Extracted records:
Begin

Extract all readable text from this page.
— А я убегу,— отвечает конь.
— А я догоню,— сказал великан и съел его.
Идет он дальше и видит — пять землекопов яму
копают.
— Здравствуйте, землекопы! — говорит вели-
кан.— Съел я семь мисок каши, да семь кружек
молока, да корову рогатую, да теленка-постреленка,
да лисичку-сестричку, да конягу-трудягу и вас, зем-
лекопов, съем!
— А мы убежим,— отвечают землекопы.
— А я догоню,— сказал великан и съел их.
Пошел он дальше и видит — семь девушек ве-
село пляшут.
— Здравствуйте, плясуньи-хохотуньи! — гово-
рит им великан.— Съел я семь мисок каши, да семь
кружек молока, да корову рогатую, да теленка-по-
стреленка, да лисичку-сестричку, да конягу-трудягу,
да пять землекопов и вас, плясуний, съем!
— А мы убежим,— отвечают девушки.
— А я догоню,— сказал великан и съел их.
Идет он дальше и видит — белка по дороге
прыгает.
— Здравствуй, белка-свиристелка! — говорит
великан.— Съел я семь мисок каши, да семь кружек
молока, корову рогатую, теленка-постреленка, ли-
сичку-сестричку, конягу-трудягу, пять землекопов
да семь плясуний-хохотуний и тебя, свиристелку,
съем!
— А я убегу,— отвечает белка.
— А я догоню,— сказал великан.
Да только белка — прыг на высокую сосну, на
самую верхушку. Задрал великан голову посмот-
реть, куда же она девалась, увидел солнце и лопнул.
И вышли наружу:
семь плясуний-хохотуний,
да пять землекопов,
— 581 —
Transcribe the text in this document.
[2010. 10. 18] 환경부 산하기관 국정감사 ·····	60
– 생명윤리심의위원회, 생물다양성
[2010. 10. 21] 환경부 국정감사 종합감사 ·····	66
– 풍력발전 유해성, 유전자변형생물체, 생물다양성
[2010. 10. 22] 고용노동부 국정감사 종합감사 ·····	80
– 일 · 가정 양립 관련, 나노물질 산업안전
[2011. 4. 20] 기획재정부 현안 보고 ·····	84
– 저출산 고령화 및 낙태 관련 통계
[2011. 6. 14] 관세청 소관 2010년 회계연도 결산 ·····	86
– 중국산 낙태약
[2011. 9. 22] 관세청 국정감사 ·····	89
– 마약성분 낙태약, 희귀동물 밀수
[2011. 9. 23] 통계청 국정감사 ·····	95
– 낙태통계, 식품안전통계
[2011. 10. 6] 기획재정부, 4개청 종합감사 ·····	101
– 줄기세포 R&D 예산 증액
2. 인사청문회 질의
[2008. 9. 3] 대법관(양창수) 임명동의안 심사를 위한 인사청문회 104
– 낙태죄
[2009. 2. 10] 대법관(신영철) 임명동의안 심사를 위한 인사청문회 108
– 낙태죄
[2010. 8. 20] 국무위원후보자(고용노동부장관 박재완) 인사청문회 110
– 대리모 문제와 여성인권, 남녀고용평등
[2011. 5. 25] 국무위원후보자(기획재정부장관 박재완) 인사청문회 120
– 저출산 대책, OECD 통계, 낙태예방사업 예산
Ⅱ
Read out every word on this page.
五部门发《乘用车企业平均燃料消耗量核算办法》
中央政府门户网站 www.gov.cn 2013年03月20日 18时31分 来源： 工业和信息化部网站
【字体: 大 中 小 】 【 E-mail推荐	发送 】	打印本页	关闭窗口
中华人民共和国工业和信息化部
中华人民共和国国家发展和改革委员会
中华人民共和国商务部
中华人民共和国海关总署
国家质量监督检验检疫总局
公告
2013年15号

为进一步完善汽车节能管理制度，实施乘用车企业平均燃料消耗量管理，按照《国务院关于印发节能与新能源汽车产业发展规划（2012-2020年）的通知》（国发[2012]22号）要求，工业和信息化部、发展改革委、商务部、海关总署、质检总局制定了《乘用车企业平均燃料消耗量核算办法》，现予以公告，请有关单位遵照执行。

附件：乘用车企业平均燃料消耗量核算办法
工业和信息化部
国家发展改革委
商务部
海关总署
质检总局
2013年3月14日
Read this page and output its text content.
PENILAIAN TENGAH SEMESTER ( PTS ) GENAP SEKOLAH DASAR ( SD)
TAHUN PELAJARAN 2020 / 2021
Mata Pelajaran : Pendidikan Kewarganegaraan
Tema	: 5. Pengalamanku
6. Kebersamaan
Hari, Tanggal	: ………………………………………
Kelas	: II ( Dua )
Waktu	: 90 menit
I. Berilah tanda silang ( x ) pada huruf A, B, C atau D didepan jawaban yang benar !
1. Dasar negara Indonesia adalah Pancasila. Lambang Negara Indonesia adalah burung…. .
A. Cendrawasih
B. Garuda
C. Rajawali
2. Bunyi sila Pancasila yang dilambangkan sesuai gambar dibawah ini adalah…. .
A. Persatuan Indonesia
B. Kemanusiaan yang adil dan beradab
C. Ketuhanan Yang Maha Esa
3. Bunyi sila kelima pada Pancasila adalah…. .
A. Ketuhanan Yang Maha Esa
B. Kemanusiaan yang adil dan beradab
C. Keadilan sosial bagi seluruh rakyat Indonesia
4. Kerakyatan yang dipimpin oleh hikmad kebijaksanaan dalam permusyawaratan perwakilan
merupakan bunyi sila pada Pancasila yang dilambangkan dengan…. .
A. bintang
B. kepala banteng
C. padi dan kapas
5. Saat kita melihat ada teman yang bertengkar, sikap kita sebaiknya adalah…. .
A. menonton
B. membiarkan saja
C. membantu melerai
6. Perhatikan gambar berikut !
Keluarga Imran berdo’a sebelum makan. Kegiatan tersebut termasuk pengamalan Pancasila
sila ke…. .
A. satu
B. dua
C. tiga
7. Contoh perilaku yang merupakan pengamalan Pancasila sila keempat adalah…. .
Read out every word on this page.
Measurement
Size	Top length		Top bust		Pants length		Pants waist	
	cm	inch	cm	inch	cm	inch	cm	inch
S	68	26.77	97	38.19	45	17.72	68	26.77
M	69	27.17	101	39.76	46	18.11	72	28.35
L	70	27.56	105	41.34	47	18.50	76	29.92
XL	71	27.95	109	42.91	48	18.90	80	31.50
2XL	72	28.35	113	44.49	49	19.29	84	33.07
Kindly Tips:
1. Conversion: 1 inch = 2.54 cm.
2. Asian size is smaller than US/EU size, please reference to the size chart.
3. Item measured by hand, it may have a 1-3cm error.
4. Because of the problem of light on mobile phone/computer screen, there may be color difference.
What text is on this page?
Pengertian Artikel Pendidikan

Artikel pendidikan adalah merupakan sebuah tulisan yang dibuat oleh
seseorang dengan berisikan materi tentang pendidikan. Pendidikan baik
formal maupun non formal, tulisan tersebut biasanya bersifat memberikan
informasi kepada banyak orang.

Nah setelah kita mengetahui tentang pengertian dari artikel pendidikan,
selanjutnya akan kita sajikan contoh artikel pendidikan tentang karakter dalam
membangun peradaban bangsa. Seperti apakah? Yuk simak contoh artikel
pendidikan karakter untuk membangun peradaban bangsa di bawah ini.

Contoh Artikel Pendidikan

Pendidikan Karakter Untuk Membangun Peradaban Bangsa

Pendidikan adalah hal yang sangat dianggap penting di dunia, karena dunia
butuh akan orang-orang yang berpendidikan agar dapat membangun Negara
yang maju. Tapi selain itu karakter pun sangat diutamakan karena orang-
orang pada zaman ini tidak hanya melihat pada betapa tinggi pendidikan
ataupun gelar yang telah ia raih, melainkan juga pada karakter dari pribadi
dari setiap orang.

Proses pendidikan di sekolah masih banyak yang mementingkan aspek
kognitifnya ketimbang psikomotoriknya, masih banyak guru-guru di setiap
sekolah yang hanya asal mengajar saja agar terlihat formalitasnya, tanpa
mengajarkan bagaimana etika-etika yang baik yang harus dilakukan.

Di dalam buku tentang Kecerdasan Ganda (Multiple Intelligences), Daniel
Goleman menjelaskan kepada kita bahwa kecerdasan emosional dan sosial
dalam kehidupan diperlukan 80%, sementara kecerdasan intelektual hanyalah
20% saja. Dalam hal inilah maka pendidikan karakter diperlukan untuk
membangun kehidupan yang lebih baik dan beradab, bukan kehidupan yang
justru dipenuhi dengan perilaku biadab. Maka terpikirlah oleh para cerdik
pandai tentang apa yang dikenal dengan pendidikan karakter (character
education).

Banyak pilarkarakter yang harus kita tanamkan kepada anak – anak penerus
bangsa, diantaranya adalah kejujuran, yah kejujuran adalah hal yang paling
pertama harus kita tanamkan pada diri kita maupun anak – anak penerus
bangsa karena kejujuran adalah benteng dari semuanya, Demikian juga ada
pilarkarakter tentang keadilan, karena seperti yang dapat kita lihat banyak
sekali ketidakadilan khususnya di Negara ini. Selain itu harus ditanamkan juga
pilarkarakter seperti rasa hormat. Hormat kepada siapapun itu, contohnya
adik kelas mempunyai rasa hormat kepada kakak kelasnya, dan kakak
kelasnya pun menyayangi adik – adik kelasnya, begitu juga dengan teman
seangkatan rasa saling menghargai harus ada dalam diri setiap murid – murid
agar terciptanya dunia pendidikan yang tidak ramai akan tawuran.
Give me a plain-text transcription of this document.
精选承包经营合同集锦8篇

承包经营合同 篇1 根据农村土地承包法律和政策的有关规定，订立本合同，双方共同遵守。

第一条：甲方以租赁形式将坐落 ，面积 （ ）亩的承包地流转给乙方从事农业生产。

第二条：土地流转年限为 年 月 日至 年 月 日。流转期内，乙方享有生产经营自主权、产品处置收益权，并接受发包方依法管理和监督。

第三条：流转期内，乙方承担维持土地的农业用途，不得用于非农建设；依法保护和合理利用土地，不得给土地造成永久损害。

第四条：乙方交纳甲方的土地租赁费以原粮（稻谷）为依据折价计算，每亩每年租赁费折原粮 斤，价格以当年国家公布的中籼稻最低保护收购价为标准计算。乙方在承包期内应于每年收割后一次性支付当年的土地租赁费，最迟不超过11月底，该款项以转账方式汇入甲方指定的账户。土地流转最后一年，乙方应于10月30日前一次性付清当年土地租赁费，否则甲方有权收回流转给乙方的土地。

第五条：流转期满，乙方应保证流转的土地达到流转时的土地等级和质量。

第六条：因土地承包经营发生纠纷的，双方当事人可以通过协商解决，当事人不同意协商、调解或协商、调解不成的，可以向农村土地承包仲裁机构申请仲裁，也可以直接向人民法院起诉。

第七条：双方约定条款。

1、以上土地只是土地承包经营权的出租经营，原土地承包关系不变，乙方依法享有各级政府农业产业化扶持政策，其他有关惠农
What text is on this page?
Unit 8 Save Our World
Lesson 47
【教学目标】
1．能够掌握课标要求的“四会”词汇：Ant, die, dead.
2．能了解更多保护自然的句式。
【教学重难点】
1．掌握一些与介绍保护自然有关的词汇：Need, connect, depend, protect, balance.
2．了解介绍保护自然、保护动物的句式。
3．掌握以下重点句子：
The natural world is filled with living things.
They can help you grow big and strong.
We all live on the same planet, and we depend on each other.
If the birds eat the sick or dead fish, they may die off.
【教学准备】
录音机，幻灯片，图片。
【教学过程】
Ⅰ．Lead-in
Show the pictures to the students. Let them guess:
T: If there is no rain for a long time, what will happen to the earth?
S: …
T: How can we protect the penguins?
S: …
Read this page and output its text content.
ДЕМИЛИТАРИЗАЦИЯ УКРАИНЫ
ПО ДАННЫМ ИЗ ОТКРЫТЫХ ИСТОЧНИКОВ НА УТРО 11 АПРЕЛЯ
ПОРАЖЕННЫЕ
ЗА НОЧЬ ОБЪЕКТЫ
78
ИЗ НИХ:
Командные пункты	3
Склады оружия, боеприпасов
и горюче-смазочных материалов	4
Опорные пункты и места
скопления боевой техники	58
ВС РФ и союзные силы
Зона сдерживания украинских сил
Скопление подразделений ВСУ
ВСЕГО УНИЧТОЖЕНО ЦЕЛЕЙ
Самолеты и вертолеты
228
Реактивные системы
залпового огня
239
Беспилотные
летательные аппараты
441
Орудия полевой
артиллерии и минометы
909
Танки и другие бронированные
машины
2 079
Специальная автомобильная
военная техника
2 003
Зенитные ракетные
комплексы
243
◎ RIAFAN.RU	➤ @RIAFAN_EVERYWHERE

End

> [GIVEN EXERCISE] Within the listing, how many lines hold the word "document"? Only the number is to be given.

> [FULL RESPONSE] 2